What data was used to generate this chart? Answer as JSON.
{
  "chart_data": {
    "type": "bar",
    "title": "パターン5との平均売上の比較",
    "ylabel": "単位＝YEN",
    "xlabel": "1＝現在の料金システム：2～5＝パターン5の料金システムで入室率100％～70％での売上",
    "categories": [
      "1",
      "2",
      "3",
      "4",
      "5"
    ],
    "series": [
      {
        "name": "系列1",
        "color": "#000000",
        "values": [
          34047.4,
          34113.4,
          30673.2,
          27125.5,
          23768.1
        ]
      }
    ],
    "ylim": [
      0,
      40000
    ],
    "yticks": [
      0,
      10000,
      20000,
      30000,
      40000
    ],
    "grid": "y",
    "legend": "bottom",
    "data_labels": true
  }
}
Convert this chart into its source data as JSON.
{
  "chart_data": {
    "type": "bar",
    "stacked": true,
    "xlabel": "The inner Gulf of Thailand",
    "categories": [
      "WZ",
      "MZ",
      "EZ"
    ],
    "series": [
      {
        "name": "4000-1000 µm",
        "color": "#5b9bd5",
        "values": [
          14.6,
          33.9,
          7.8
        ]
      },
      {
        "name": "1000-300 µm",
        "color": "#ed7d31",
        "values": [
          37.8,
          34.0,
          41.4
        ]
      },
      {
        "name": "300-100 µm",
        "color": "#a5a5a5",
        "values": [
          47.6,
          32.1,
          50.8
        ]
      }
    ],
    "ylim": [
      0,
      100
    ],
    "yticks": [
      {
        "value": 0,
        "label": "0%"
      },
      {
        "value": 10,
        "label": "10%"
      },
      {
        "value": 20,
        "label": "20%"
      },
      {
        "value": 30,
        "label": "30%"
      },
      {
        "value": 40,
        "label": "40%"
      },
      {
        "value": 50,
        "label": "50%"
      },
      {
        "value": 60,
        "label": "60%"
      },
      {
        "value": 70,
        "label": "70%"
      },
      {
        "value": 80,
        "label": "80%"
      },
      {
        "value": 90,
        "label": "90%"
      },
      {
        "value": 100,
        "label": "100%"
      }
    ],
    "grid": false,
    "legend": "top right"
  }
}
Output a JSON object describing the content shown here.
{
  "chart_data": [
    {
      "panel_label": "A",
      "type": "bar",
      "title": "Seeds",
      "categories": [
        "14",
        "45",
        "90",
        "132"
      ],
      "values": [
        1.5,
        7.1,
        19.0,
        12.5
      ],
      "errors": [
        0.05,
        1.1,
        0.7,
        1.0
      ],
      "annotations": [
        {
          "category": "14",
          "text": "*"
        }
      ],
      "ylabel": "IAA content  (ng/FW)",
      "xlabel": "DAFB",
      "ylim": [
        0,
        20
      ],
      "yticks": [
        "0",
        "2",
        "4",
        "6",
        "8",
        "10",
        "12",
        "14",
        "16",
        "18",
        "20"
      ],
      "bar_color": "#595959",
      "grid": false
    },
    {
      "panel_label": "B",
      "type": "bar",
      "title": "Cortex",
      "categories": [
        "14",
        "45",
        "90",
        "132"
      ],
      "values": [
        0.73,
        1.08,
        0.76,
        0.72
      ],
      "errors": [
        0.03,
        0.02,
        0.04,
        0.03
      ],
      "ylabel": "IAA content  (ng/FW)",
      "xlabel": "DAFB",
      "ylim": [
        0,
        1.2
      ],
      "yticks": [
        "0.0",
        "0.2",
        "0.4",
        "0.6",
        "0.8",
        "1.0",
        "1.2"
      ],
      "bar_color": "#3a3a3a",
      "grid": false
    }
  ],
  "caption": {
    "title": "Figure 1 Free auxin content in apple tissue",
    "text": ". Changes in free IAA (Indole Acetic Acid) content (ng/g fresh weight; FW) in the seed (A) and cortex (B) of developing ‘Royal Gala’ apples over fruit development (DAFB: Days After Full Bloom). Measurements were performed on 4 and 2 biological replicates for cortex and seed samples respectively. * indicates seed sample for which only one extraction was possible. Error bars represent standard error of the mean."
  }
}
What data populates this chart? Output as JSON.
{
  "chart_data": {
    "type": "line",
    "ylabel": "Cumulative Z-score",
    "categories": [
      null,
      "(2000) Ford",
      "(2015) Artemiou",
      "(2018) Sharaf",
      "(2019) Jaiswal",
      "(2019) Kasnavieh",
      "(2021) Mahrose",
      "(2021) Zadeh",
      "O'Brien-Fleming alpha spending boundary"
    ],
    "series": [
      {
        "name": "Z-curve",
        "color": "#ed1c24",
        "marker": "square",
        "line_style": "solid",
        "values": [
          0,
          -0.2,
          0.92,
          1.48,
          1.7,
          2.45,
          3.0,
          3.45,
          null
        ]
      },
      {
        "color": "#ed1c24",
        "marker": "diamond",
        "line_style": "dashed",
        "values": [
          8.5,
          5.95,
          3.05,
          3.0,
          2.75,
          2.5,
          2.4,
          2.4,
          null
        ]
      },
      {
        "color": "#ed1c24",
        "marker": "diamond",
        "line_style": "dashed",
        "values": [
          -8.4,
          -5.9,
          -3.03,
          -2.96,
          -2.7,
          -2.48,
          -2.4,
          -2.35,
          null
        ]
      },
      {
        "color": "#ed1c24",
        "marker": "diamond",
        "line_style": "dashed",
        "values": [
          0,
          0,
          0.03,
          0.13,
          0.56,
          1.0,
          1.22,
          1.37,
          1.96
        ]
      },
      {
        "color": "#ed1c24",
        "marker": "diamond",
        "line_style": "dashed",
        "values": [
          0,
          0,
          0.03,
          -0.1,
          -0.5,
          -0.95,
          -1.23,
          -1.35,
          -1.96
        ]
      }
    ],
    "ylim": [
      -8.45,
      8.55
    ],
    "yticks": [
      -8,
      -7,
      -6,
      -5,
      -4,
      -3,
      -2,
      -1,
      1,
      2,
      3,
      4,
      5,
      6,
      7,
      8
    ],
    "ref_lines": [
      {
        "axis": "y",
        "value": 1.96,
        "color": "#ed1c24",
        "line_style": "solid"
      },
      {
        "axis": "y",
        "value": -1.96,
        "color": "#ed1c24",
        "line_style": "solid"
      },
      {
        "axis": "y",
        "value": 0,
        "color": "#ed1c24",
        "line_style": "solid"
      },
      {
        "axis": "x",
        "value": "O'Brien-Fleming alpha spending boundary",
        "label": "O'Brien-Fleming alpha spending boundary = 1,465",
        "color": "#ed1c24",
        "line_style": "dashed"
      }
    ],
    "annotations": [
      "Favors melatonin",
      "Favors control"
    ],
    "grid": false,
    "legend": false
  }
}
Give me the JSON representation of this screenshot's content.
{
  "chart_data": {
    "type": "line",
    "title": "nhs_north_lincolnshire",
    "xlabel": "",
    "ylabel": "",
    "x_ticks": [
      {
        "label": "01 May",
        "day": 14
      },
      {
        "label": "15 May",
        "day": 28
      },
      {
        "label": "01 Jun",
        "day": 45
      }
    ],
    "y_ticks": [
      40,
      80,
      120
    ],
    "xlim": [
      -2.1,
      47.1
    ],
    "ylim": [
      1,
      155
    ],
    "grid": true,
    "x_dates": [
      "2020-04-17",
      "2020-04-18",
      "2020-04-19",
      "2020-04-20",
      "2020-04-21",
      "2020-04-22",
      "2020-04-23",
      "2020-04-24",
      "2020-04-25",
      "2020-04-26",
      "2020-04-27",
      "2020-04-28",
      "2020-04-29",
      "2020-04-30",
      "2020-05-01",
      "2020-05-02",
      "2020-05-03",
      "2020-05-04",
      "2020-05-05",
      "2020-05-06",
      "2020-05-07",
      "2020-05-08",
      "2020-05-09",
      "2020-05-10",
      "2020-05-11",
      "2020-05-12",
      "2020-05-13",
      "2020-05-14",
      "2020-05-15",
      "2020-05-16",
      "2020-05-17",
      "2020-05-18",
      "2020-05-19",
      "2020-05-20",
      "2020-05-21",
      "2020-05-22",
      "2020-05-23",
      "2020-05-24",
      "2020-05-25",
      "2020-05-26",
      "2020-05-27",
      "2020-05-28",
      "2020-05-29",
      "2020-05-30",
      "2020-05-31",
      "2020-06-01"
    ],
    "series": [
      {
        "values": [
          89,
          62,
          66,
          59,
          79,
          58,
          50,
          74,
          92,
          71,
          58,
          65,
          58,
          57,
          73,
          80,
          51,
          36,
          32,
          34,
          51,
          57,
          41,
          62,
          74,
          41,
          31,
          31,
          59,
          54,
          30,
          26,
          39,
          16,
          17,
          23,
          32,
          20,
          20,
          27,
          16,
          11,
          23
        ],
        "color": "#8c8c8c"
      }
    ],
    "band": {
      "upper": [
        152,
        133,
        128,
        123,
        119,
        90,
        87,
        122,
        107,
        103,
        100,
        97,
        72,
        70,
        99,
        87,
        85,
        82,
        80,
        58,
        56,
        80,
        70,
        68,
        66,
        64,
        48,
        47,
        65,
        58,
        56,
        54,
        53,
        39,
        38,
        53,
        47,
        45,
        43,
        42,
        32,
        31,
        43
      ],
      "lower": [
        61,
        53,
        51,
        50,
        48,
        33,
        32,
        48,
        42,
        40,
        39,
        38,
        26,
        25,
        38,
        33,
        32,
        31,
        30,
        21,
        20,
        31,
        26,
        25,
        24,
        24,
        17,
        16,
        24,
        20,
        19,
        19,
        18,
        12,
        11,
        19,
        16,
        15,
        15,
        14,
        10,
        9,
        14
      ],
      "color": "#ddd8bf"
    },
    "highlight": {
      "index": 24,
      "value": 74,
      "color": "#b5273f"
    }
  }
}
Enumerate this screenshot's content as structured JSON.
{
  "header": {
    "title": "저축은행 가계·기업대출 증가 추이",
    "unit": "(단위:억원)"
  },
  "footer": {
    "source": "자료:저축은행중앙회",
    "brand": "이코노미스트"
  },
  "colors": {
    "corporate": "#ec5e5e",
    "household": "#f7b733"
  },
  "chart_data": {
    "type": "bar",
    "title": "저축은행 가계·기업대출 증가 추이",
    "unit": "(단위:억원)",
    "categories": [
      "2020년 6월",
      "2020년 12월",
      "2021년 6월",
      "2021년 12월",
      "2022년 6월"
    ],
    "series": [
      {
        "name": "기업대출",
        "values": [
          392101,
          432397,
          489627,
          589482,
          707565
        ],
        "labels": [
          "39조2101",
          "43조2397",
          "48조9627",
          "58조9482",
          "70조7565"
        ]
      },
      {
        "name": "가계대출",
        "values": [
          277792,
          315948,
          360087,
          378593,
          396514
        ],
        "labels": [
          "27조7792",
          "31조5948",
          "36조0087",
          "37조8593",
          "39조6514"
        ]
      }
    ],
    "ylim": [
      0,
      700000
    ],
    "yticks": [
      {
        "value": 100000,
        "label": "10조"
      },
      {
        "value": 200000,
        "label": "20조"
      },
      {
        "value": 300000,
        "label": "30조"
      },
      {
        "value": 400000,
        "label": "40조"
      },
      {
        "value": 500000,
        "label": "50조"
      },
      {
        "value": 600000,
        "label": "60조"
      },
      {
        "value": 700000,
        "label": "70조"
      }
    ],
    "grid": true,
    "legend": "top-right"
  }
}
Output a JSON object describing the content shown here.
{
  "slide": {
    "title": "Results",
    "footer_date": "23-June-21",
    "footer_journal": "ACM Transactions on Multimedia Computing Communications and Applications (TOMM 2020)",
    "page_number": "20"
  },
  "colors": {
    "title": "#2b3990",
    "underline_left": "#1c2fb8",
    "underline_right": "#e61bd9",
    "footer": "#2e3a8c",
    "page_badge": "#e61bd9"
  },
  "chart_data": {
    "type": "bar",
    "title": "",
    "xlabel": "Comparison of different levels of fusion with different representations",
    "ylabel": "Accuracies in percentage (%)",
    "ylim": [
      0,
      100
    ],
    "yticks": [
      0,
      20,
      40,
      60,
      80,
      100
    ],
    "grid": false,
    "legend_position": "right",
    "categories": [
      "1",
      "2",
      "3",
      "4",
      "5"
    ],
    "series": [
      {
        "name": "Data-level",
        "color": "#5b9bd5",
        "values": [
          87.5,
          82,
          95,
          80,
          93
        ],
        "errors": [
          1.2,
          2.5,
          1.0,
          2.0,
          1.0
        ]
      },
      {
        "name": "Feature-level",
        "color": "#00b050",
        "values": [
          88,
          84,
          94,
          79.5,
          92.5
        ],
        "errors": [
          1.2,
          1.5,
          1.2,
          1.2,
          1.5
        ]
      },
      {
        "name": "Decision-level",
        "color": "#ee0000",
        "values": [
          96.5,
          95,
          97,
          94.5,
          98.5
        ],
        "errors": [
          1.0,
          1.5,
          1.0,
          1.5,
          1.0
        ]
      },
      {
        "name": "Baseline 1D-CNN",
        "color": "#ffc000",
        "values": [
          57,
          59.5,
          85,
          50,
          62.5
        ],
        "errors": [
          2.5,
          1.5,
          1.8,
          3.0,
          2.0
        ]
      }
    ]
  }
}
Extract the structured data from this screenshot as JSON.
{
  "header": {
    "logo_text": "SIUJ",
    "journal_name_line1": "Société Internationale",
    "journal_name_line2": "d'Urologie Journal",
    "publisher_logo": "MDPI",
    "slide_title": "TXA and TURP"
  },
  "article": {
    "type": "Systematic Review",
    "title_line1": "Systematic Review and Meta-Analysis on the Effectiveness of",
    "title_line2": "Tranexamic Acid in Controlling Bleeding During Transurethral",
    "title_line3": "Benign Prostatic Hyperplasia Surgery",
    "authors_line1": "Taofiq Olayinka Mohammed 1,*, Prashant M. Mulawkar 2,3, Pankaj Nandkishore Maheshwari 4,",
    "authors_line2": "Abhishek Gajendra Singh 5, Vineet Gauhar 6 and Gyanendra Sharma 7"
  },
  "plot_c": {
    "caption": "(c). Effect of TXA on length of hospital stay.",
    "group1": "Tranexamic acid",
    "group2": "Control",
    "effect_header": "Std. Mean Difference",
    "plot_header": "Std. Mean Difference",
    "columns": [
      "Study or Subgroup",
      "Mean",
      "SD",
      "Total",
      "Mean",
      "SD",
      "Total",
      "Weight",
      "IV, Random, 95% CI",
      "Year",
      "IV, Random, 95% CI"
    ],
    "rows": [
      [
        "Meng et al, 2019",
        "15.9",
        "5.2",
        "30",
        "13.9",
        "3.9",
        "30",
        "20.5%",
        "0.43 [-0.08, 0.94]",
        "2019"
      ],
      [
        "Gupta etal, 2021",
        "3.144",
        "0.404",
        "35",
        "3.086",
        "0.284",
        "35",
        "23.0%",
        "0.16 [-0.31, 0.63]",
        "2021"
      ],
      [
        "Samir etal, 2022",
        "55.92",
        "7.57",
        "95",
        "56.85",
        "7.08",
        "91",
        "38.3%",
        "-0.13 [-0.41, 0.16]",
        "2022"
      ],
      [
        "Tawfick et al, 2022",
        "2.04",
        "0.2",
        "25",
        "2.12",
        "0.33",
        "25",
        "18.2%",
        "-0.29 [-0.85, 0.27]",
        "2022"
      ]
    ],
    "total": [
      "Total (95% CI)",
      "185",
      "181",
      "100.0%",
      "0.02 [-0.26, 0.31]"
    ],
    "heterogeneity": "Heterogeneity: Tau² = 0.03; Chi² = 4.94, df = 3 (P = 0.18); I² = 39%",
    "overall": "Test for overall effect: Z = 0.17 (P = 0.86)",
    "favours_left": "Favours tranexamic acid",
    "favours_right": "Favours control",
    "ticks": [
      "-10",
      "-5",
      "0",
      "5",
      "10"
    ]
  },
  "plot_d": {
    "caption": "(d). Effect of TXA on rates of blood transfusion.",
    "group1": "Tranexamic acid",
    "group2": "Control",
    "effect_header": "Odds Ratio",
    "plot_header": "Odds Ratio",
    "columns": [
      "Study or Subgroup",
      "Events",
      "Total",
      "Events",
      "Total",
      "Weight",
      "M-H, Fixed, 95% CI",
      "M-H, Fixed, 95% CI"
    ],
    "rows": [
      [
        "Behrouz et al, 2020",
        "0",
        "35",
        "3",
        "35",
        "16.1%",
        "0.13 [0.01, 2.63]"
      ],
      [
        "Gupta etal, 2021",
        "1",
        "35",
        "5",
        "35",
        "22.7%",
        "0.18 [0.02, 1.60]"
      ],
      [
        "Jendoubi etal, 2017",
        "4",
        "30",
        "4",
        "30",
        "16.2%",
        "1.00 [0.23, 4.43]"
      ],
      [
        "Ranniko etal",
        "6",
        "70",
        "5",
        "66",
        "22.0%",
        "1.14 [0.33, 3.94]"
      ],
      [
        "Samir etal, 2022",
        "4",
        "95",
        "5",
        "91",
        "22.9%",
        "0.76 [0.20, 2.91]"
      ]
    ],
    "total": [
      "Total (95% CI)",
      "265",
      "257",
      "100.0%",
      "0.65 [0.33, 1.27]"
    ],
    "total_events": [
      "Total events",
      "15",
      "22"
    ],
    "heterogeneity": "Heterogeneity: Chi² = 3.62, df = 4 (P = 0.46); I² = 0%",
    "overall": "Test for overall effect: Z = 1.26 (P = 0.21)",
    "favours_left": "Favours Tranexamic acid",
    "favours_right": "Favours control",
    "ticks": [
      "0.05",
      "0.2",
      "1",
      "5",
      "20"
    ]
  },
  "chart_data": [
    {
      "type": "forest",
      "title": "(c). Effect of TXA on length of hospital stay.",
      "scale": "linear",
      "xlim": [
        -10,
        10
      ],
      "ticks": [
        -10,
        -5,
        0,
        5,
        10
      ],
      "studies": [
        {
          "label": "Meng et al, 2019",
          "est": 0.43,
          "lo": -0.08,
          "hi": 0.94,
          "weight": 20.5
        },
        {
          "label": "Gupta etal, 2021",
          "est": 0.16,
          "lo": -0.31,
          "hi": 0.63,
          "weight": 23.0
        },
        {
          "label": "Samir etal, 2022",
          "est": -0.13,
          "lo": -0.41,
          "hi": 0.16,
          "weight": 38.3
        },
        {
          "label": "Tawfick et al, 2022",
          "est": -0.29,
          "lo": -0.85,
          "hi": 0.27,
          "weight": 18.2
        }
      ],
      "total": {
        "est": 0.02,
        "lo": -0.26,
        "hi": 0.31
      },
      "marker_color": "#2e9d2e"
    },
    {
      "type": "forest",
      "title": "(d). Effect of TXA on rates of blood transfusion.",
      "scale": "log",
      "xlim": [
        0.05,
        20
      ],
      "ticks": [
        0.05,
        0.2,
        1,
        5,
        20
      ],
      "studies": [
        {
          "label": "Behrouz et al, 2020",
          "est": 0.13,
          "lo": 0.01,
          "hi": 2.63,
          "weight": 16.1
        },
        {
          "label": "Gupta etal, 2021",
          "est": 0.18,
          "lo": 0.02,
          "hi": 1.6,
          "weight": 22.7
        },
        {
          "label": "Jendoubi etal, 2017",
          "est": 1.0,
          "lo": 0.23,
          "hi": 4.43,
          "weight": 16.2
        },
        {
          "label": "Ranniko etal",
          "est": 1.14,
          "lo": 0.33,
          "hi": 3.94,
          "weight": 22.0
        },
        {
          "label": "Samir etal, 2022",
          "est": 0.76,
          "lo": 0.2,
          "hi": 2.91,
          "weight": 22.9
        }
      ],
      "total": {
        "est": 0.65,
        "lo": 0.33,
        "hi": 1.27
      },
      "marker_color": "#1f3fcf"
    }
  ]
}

--- --- ---

* [WHAT THE EXERCISE ASKS]
Pick out the lines above containing the word "JSON", then copy them.

* [WRITTEN REPLY]
What data was used to generate this chart? Answer as JSON.
Convert this chart into its source data as JSON.
Output a JSON object describing the content shown here.
What data populates this chart? Output as JSON.
Give me the JSON representation of this screenshot's content.
Enumerate this screenshot's content as structured JSON.
Output a JSON object describing the content shown here.
Extract the structured data from this screenshot as JSON.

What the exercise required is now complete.